### Source data
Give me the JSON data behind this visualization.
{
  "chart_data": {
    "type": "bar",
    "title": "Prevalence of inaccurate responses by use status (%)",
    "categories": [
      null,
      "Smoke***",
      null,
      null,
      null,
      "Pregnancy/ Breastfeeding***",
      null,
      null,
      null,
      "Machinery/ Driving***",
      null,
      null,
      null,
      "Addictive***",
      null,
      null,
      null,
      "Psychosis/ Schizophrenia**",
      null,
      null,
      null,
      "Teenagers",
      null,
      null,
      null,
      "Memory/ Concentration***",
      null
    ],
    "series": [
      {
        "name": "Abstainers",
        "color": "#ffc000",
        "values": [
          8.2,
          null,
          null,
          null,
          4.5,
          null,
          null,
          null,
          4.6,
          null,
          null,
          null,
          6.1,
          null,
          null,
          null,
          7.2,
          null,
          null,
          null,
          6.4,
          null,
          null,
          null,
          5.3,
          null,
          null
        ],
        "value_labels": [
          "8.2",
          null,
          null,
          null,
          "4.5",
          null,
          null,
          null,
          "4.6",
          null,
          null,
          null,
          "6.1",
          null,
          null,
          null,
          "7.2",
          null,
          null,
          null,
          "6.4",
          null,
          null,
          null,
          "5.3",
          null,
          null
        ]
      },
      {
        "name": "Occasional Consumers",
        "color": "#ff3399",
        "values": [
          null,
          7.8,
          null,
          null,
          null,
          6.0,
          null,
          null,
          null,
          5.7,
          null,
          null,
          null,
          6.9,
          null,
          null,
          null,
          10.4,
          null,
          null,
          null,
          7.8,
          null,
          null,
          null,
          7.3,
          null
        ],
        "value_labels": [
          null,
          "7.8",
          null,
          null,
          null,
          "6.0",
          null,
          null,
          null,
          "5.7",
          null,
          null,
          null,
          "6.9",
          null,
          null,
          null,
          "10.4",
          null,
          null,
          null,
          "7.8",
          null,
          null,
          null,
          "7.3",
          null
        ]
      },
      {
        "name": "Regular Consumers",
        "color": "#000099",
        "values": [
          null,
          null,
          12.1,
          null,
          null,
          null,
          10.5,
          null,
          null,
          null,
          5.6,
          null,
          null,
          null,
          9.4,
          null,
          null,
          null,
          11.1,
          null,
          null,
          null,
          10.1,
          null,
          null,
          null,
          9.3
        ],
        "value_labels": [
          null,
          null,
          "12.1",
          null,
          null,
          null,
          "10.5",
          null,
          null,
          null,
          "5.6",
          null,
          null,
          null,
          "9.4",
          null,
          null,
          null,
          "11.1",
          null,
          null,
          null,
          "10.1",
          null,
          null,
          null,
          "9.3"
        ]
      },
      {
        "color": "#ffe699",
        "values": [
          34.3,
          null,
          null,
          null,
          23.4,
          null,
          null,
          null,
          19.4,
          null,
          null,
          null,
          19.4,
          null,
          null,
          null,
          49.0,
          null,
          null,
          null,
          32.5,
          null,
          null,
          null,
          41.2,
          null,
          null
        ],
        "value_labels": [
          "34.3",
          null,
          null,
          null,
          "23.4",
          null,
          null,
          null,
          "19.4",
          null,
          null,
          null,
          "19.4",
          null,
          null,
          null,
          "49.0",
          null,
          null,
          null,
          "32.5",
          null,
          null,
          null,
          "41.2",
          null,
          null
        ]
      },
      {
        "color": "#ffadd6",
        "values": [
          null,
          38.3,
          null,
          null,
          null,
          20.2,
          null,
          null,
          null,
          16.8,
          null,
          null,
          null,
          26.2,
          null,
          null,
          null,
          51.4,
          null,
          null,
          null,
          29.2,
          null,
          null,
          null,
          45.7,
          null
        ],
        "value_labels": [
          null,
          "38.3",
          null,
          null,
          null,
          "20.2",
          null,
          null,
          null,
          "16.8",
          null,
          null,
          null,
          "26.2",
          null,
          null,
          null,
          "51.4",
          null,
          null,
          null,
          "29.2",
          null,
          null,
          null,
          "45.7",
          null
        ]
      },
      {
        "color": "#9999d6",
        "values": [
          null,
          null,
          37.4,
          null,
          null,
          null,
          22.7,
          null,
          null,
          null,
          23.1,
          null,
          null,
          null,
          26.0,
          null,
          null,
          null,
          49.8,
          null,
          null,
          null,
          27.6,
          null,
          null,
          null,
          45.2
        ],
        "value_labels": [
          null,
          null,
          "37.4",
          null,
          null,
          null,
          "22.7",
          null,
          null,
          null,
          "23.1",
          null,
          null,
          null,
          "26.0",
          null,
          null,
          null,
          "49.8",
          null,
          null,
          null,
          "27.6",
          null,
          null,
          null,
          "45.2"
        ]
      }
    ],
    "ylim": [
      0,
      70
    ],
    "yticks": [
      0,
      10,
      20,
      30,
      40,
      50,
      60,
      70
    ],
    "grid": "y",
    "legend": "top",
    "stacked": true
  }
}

### To do
Repeat every line of the data, exactly and in full.

### Correct output
Give me the JSON data behind this visualization.
{
  "chart_data": {
    "type": "bar",
    "title": "Prevalence of inaccurate responses by use status (%)",
    "categories": [
      null,
      "Smoke***",
      null,
      null,
      null,
      "Pregnancy/ Breastfeeding***",
      null,
      null,
      null,
      "Machinery/ Driving***",
      null,
      null,
      null,
      "Addictive***",
      null,
      null,
      null,
      "Psychosis/ Schizophrenia**",
      null,
      null,
      null,
      "Teenagers",
      null,
      null,
      null,
      "Memory/ Concentration***",
      null
    ],
    "series": [
      {
        "name": "Abstainers",
        "color": "#ffc000",
        "values": [
          8.2,
          null,
          null,
          null,
          4.5,
          null,
          null,
          null,
          4.6,
          null,
          null,
          null,
          6.1,
          null,
          null,
          null,
          7.2,
          null,
          null,
          null,
          6.4,
          null,
          null,
          null,
          5.3,
          null,
          null
        ],
        "value_labels": [
          "8.2",
          null,
          null,
          null,
          "4.5",
          null,
          null,
          null,
          "4.6",
          null,
          null,
          null,
          "6.1",
          null,
          null,
          null,
          "7.2",
          null,
          null,
          null,
          "6.4",
          null,
          null,
          null,
          "5.3",
          null,
          null
        ]
      },
      {
        "name": "Occasional Consumers",
        "color": "#ff3399",
        "values": [
          null,
          7.8,
          null,
          null,
          null,
          6.0,
          null,
          null,
          null,
          5.7,
          null,
          null,
          null,
          6.9,
          null,
          null,
          null,
          10.4,
          null,
          null,
          null,
          7.8,
          null,
          null,
          null,
          7.3,
          null
        ],
        "value_labels": [
          null,
          "7.8",
          null,
          null,
          null,
          "6.0",
          null,
          null,
          null,
          "5.7",
          null,
          null,
          null,
          "6.9",
          null,
          null,
          null,
          "10.4",
          null,
          null,
          null,
          "7.8",
          null,
          null,
          null,
          "7.3",
          null
        ]
      },
      {
        "name": "Regular Consumers",
        "color": "#000099",
        "values": [
          null,
          null,
          12.1,
          null,
          null,
          null,
          10.5,
          null,
          null,
          null,
          5.6,
          null,
          null,
          null,
          9.4,
          null,
          null,
          null,
          11.1,
          null,
          null,
          null,
          10.1,
          null,
          null,
          null,
          9.3
        ],
        "value_labels": [
          null,
          null,
          "12.1",
          null,
          null,
          null,
          "10.5",
          null,
          null,
          null,
          "5.6",
          null,
          null,
          null,
          "9.4",
          null,
          null,
          null,
          "11.1",
          null,
          null,
          null,
          "10.1",
          null,
          null,
          null,
          "9.3"
        ]
      },
      {
        "color": "#ffe699",
        "values": [
          34.3,
          null,
          null,
          null,
          23.4,
          null,
          null,
          null,
          19.4,
          null,
          null,
          null,
          19.4,
          null,
          null,
          null,
          49.0,
          null,
          null,
          null,
          32.5,
          null,
          null,
          null,
          41.2,
          null,
          null
        ],
        "value_labels": [
          "34.3",
          null,
          null,
          null,
          "23.4",
          null,
          null,
          null,
          "19.4",
          null,
          null,
          null,
          "19.4",
          null,
          null,
          null,
          "49.0",
          null,
          null,
          null,
          "32.5",
          null,
          null,
          null,
          "41.2",
          null,
          null
        ]
      },
      {
        "color": "#ffadd6",
        "values": [
          null,
          38.3,
          null,
          null,
          null,
          20.2,
          null,
          null,
          null,
          16.8,
          null,
          null,
          null,
          26.2,
          null,
          null,
          null,
          51.4,
          null,
          null,
          null,
          29.2,
          null,
          null,
          null,
          45.7,
          null
        ],
        "value_labels": [
          null,
          "38.3",
          null,
          null,
          null,
          "20.2",
          null,
          null,
          null,
          "16.8",
          null,
          null,
          null,
          "26.2",
          null,
          null,
          null,
          "51.4",
          null,
          null,
          null,
          "29.2",
          null,
          null,
          null,
          "45.7",
          null
        ]
      },
      {
        "color": "#9999d6",
        "values": [
          null,
          null,
          37.4,
          null,
          null,
          null,
          22.7,
          null,
          null,
          null,
          23.1,
          null,
          null,
          null,
          26.0,
          null,
          null,
          null,
          49.8,
          null,
          null,
          null,
          27.6,
          null,
          null,
          null,
          45.2
        ],
        "value_labels": [
          null,
          null,
          "37.4",
          null,
          null,
          null,
          "22.7",
          null,
          null,
          null,
          "23.1",
          null,
          null,
          null,
          "26.0",
          null,
          null,
          null,
          "49.8",
          null,
          null,
          null,
          "27.6",
          null,
          null,
          null,
          "45.2"
        ]
      }
    ],
    "ylim": [
      0,
      70
    ],
    "yticks": [
      0,
      10,
      20,
      30,
      40,
      50,
      60,
      70
    ],
    "grid": "y",
    "legend": "top",
    "stacked": true
  }
}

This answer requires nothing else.